- **Written request**
Check each line of the records below and collect those holding "that".

- **Source data**
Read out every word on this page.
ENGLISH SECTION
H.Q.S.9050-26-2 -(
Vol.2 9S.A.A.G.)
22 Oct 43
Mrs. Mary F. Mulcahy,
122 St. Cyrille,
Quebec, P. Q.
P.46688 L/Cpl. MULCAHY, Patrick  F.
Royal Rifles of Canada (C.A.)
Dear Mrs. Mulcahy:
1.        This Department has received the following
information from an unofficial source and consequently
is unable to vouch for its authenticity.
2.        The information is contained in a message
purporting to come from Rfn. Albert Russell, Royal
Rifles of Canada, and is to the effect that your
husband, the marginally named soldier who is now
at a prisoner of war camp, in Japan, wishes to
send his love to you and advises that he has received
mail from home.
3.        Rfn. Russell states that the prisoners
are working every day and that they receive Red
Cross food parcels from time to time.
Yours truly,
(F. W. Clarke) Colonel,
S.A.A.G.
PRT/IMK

- **Response to this task**
Rifles of Canada, and is to the effect that your
send his love to you and advises that he has received
3.        Rfn. Russell states that the prisoners
are working every day and that they receive Red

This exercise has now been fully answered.